Print the records again, character for character.

===== Data supplied

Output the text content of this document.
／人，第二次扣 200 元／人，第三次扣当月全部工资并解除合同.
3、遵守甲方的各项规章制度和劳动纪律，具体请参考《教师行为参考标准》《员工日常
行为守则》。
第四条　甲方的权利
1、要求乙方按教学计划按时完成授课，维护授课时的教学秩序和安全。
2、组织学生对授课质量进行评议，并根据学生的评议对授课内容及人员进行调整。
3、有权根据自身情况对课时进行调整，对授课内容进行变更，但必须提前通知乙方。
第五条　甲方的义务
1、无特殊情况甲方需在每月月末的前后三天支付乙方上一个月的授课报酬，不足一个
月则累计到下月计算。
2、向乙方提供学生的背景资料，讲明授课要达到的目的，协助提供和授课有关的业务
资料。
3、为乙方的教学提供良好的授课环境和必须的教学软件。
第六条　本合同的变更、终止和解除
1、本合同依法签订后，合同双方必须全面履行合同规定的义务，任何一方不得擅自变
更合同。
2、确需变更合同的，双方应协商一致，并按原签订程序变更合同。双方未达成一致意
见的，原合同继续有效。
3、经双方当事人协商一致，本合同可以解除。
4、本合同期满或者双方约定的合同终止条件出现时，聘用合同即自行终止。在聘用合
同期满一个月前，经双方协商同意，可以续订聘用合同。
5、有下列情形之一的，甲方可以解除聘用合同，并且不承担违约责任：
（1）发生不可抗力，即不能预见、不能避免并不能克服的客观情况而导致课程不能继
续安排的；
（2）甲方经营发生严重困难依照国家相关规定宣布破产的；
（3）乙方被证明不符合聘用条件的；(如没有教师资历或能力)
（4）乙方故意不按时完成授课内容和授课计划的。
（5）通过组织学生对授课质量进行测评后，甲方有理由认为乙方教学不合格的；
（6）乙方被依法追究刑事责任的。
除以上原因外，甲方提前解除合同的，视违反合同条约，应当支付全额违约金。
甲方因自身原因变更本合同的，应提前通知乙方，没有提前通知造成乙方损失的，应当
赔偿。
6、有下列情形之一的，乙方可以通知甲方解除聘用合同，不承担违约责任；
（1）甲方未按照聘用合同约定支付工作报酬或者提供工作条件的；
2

==========

Reply to the task:
Output the text content of this document.
／人，第二次扣 200 元／人，第三次扣当月全部工资并解除合同.
3、遵守甲方的各项规章制度和劳动纪律，具体请参考《教师行为参考标准》《员工日常
行为守则》。
第四条　甲方的权利
1、要求乙方按教学计划按时完成授课，维护授课时的教学秩序和安全。
2、组织学生对授课质量进行评议，并根据学生的评议对授课内容及人员进行调整。
3、有权根据自身情况对课时进行调整，对授课内容进行变更，但必须提前通知乙方。
第五条　甲方的义务
1、无特殊情况甲方需在每月月末的前后三天支付乙方上一个月的授课报酬，不足一个
月则累计到下月计算。
2、向乙方提供学生的背景资料，讲明授课要达到的目的，协助提供和授课有关的业务
资料。
3、为乙方的教学提供良好的授课环境和必须的教学软件。
第六条　本合同的变更、终止和解除
1、本合同依法签订后，合同双方必须全面履行合同规定的义务，任何一方不得擅自变
更合同。
2、确需变更合同的，双方应协商一致，并按原签订程序变更合同。双方未达成一致意
见的，原合同继续有效。
3、经双方当事人协商一致，本合同可以解除。
4、本合同期满或者双方约定的合同终止条件出现时，聘用合同即自行终止。在聘用合
同期满一个月前，经双方协商同意，可以续订聘用合同。
5、有下列情形之一的，甲方可以解除聘用合同，并且不承担违约责任：
（1）发生不可抗力，即不能预见、不能避免并不能克服的客观情况而导致课程不能继
续安排的；
（2）甲方经营发生严重困难依照国家相关规定宣布破产的；
（3）乙方被证明不符合聘用条件的；(如没有教师资历或能力)
（4）乙方故意不按时完成授课内容和授课计划的。
（5）通过组织学生对授课质量进行测评后，甲方有理由认为乙方教学不合格的；
（6）乙方被依法追究刑事责任的。
除以上原因外，甲方提前解除合同的，视违反合同条约，应当支付全额违约金。
甲方因自身原因变更本合同的，应提前通知乙方，没有提前通知造成乙方损失的，应当
赔偿。
6、有下列情形之一的，乙方可以通知甲方解除聘用合同，不承担违约责任；
（1）甲方未按照聘用合同约定支付工作报酬或者提供工作条件的；
2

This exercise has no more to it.